* _Exercise brief_
Locate and copy each line in the data that contains the word "ylabel".

* _Record extracts_
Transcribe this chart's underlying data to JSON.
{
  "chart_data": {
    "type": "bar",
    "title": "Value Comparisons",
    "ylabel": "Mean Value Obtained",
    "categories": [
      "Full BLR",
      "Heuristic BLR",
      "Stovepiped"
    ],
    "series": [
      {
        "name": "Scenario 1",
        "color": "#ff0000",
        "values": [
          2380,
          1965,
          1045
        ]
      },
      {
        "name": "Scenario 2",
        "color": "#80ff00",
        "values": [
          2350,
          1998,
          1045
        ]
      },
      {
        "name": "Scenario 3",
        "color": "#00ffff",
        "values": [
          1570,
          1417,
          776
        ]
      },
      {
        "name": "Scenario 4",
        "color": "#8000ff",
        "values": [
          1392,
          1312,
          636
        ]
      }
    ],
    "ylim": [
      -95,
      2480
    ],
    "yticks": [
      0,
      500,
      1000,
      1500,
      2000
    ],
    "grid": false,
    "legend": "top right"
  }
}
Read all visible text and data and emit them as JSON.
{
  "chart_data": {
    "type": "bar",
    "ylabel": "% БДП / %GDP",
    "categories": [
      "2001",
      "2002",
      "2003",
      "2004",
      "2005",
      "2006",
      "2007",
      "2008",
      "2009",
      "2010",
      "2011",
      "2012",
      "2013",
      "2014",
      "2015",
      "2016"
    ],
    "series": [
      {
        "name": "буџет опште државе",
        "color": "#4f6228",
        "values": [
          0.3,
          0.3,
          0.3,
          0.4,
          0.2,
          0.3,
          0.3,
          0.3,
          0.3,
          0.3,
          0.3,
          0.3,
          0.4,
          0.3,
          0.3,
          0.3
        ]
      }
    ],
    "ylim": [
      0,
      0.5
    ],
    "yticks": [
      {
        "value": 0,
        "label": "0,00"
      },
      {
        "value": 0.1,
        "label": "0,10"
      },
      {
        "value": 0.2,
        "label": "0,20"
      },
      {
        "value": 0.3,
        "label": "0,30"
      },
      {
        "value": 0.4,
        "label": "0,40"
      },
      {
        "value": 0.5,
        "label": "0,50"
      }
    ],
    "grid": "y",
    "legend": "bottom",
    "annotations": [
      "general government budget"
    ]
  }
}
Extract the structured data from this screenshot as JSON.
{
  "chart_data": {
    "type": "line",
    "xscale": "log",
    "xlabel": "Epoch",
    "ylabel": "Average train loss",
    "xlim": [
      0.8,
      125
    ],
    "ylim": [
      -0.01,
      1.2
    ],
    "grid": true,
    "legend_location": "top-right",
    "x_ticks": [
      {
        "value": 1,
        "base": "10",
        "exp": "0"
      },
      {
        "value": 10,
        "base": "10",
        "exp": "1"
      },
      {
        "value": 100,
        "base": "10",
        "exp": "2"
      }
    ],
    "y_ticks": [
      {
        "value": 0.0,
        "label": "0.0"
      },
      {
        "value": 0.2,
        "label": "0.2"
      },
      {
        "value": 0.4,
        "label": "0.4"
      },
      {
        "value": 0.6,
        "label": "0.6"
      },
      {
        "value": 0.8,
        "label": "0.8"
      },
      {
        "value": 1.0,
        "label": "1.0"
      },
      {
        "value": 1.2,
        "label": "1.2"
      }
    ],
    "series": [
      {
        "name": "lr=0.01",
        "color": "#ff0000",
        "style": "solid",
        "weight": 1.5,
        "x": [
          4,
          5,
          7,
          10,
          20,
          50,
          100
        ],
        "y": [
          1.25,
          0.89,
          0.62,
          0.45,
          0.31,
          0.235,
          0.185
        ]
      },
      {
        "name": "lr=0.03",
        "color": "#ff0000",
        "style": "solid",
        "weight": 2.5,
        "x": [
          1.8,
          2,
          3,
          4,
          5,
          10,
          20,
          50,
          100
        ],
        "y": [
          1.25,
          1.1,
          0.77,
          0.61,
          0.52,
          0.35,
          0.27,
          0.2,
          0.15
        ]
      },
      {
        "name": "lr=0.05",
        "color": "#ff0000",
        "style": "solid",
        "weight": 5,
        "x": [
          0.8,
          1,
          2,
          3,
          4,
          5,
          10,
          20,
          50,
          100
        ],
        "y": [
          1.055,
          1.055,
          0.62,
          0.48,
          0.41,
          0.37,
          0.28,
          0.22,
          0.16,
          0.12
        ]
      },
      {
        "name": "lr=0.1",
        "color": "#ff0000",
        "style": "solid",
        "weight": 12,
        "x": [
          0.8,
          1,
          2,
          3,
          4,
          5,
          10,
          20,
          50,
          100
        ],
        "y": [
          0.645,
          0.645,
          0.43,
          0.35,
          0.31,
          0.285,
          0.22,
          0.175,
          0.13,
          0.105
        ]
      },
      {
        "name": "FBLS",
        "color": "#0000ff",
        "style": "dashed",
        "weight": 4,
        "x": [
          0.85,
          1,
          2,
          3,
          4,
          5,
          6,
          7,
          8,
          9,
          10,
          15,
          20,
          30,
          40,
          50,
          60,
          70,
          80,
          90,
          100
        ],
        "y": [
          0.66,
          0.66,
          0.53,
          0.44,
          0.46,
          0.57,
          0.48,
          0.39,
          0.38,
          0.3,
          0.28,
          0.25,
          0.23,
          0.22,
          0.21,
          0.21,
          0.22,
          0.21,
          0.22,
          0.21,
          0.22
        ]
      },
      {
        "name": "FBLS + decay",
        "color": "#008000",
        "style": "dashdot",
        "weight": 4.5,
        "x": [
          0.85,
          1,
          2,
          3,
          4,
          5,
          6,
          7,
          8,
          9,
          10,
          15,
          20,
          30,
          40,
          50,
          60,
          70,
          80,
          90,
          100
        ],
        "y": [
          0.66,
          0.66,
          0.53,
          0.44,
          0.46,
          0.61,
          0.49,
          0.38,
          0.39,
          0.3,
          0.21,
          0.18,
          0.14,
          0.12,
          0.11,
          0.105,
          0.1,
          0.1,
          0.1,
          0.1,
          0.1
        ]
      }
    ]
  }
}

* _Correct answer_
    "ylabel": "Mean Value Obtained",
    "ylabel": "% БДП / %GDP",
    "ylabel": "Average train loss",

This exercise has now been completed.